Do this -
Below you will find a set of lines. Repeat them all exactly.

Records for this exercise -
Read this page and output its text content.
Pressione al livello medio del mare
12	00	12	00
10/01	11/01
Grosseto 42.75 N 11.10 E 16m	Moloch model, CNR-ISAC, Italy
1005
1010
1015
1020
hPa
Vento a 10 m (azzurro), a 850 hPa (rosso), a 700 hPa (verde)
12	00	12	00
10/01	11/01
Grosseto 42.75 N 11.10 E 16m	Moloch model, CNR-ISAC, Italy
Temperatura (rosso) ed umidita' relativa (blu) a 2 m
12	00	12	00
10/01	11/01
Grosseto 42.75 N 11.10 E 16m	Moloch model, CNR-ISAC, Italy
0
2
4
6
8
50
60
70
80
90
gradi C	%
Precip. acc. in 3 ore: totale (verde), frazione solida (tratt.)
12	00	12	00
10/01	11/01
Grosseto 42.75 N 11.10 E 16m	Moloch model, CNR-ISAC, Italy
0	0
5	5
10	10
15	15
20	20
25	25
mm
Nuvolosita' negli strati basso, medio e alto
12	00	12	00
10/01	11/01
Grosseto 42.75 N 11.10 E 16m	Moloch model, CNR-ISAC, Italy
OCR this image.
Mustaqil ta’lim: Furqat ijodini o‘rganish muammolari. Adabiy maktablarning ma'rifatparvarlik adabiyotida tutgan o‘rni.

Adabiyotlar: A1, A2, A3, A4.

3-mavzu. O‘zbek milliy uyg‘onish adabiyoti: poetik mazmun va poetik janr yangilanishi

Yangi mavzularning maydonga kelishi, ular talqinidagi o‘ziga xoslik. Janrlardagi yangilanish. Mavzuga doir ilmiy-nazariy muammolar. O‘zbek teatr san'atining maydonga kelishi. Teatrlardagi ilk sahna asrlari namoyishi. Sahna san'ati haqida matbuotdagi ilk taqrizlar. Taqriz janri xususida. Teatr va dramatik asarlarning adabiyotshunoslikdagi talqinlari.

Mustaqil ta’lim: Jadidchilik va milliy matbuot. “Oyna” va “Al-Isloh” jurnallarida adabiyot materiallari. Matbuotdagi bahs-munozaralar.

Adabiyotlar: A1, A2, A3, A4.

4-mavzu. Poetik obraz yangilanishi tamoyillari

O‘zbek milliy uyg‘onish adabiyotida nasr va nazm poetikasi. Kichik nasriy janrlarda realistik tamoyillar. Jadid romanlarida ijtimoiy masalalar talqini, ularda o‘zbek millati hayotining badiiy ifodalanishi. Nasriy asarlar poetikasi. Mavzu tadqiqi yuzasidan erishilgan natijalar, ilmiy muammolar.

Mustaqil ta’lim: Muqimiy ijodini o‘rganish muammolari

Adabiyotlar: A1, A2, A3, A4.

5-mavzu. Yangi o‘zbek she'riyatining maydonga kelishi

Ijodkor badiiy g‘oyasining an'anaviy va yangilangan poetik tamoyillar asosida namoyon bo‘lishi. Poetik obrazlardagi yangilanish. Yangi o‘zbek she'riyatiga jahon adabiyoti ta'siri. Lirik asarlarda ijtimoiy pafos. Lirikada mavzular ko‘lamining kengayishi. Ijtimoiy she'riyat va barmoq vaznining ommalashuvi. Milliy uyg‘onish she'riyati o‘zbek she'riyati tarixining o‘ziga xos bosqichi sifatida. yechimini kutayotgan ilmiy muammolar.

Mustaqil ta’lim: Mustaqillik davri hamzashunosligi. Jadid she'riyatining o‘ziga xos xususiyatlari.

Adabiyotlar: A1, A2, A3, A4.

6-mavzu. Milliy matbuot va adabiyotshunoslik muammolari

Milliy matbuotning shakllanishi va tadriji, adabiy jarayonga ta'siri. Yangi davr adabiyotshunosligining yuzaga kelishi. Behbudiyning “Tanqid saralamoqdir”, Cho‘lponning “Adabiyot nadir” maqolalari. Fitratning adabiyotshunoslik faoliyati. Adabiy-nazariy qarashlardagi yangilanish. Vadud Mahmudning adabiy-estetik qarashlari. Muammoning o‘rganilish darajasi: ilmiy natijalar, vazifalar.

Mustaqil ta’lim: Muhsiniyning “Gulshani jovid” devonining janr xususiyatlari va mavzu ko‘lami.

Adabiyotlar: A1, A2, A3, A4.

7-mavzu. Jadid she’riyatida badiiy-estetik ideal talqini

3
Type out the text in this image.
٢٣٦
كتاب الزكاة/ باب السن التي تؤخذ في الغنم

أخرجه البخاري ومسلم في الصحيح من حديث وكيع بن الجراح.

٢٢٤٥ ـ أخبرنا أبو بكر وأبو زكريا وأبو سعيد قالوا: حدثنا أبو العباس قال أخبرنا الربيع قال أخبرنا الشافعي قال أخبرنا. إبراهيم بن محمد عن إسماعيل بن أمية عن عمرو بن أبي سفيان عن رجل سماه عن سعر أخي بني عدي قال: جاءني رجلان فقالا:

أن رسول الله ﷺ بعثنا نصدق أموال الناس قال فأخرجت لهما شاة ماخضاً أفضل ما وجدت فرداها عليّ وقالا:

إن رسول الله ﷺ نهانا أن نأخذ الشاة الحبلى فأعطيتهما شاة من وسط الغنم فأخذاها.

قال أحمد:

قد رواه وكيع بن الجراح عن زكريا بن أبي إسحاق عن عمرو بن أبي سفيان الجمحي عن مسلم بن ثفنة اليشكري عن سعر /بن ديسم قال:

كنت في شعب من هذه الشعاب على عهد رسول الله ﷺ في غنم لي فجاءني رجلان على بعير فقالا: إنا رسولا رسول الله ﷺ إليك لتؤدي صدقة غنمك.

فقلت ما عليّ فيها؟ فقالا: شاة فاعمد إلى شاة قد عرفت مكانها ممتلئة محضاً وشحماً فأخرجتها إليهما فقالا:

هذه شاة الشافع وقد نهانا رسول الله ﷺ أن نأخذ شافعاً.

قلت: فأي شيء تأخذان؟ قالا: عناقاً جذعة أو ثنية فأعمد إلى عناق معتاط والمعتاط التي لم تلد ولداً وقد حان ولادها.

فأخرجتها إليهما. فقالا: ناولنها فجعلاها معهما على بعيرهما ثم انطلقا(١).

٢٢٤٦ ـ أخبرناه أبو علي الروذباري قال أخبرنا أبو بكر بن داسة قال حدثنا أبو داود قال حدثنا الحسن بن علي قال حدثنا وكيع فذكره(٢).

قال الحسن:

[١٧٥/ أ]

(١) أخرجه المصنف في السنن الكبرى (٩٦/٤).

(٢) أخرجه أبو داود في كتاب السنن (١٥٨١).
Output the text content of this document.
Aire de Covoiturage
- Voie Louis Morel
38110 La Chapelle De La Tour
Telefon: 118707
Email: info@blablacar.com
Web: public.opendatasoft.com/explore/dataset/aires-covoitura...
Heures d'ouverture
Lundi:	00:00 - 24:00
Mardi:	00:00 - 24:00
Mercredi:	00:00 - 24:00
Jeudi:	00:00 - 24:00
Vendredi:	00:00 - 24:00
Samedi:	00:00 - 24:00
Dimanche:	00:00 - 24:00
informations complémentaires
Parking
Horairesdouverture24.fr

Response for this exercise -
Read this page and output its text content.
Pressione al livello medio del mare
12	00	12	00
10/01	11/01
Grosseto 42.75 N 11.10 E 16m	Moloch model, CNR-ISAC, Italy
1005
1010
1015
1020
hPa
Vento a 10 m (azzurro), a 850 hPa (rosso), a 700 hPa (verde)
12	00	12	00
10/01	11/01
Grosseto 42.75 N 11.10 E 16m	Moloch model, CNR-ISAC, Italy
Temperatura (rosso) ed umidita' relativa (blu) a 2 m
12	00	12	00
10/01	11/01
Grosseto 42.75 N 11.10 E 16m	Moloch model, CNR-ISAC, Italy
0
2
4
6
8
50
60
70
80
90
gradi C	%
Precip. acc. in 3 ore: totale (verde), frazione solida (tratt.)
12	00	12	00
10/01	11/01
Grosseto 42.75 N 11.10 E 16m	Moloch model, CNR-ISAC, Italy
0	0
5	5
10	10
15	15
20	20
25	25
mm
Nuvolosita' negli strati basso, medio e alto
12	00	12	00
10/01	11/01
Grosseto 42.75 N 11.10 E 16m	Moloch model, CNR-ISAC, Italy
OCR this image.
Mustaqil ta’lim: Furqat ijodini o‘rganish muammolari. Adabiy maktablarning ma'rifatparvarlik adabiyotida tutgan o‘rni.

Adabiyotlar: A1, A2, A3, A4.

3-mavzu. O‘zbek milliy uyg‘onish adabiyoti: poetik mazmun va poetik janr yangilanishi

Yangi mavzularning maydonga kelishi, ular talqinidagi o‘ziga xoslik. Janrlardagi yangilanish. Mavzuga doir ilmiy-nazariy muammolar. O‘zbek teatr san'atining maydonga kelishi. Teatrlardagi ilk sahna asrlari namoyishi. Sahna san'ati haqida matbuotdagi ilk taqrizlar. Taqriz janri xususida. Teatr va dramatik asarlarning adabiyotshunoslikdagi talqinlari.

Mustaqil ta’lim: Jadidchilik va milliy matbuot. “Oyna” va “Al-Isloh” jurnallarida adabiyot materiallari. Matbuotdagi bahs-munozaralar.

Adabiyotlar: A1, A2, A3, A4.

4-mavzu. Poetik obraz yangilanishi tamoyillari

O‘zbek milliy uyg‘onish adabiyotida nasr va nazm poetikasi. Kichik nasriy janrlarda realistik tamoyillar. Jadid romanlarida ijtimoiy masalalar talqini, ularda o‘zbek millati hayotining badiiy ifodalanishi. Nasriy asarlar poetikasi. Mavzu tadqiqi yuzasidan erishilgan natijalar, ilmiy muammolar.

Mustaqil ta’lim: Muqimiy ijodini o‘rganish muammolari

Adabiyotlar: A1, A2, A3, A4.

5-mavzu. Yangi o‘zbek she'riyatining maydonga kelishi

Ijodkor badiiy g‘oyasining an'anaviy va yangilangan poetik tamoyillar asosida namoyon bo‘lishi. Poetik obrazlardagi yangilanish. Yangi o‘zbek she'riyatiga jahon adabiyoti ta'siri. Lirik asarlarda ijtimoiy pafos. Lirikada mavzular ko‘lamining kengayishi. Ijtimoiy she'riyat va barmoq vaznining ommalashuvi. Milliy uyg‘onish she'riyati o‘zbek she'riyati tarixining o‘ziga xos bosqichi sifatida. yechimini kutayotgan ilmiy muammolar.

Mustaqil ta’lim: Mustaqillik davri hamzashunosligi. Jadid she'riyatining o‘ziga xos xususiyatlari.

Adabiyotlar: A1, A2, A3, A4.

6-mavzu. Milliy matbuot va adabiyotshunoslik muammolari

Milliy matbuotning shakllanishi va tadriji, adabiy jarayonga ta'siri. Yangi davr adabiyotshunosligining yuzaga kelishi. Behbudiyning “Tanqid saralamoqdir”, Cho‘lponning “Adabiyot nadir” maqolalari. Fitratning adabiyotshunoslik faoliyati. Adabiy-nazariy qarashlardagi yangilanish. Vadud Mahmudning adabiy-estetik qarashlari. Muammoning o‘rganilish darajasi: ilmiy natijalar, vazifalar.

Mustaqil ta’lim: Muhsiniyning “Gulshani jovid” devonining janr xususiyatlari va mavzu ko‘lami.

Adabiyotlar: A1, A2, A3, A4.

7-mavzu. Jadid she’riyatida badiiy-estetik ideal talqini

3
Type out the text in this image.
٢٣٦
كتاب الزكاة/ باب السن التي تؤخذ في الغنم

أخرجه البخاري ومسلم في الصحيح من حديث وكيع بن الجراح.

٢٢٤٥ ـ أخبرنا أبو بكر وأبو زكريا وأبو سعيد قالوا: حدثنا أبو العباس قال أخبرنا الربيع قال أخبرنا الشافعي قال أخبرنا. إبراهيم بن محمد عن إسماعيل بن أمية عن عمرو بن أبي سفيان عن رجل سماه عن سعر أخي بني عدي قال: جاءني رجلان فقالا:

أن رسول الله ﷺ بعثنا نصدق أموال الناس قال فأخرجت لهما شاة ماخضاً أفضل ما وجدت فرداها عليّ وقالا:

إن رسول الله ﷺ نهانا أن نأخذ الشاة الحبلى فأعطيتهما شاة من وسط الغنم فأخذاها.

قال أحمد:

قد رواه وكيع بن الجراح عن زكريا بن أبي إسحاق عن عمرو بن أبي سفيان الجمحي عن مسلم بن ثفنة اليشكري عن سعر /بن ديسم قال:

كنت في شعب من هذه الشعاب على عهد رسول الله ﷺ في غنم لي فجاءني رجلان على بعير فقالا: إنا رسولا رسول الله ﷺ إليك لتؤدي صدقة غنمك.

فقلت ما عليّ فيها؟ فقالا: شاة فاعمد إلى شاة قد عرفت مكانها ممتلئة محضاً وشحماً فأخرجتها إليهما فقالا:

هذه شاة الشافع وقد نهانا رسول الله ﷺ أن نأخذ شافعاً.

قلت: فأي شيء تأخذان؟ قالا: عناقاً جذعة أو ثنية فأعمد إلى عناق معتاط والمعتاط التي لم تلد ولداً وقد حان ولادها.

فأخرجتها إليهما. فقالا: ناولنها فجعلاها معهما على بعيرهما ثم انطلقا(١).

٢٢٤٦ ـ أخبرناه أبو علي الروذباري قال أخبرنا أبو بكر بن داسة قال حدثنا أبو داود قال حدثنا الحسن بن علي قال حدثنا وكيع فذكره(٢).

قال الحسن:

[١٧٥/ أ]

(١) أخرجه المصنف في السنن الكبرى (٩٦/٤).

(٢) أخرجه أبو داود في كتاب السنن (١٥٨١).
Output the text content of this document.
Aire de Covoiturage
- Voie Louis Morel
38110 La Chapelle De La Tour
Telefon: 118707
Email: info@blablacar.com
Web: public.opendatasoft.com/explore/dataset/aires-covoitura...
Heures d'ouverture
Lundi:	00:00 - 24:00
Mardi:	00:00 - 24:00
Mercredi:	00:00 - 24:00
Jeudi:	00:00 - 24:00
Vendredi:	00:00 - 24:00
Samedi:	00:00 - 24:00
Dimanche:	00:00 - 24:00
informations complémentaires
Parking
Horairesdouverture24.fr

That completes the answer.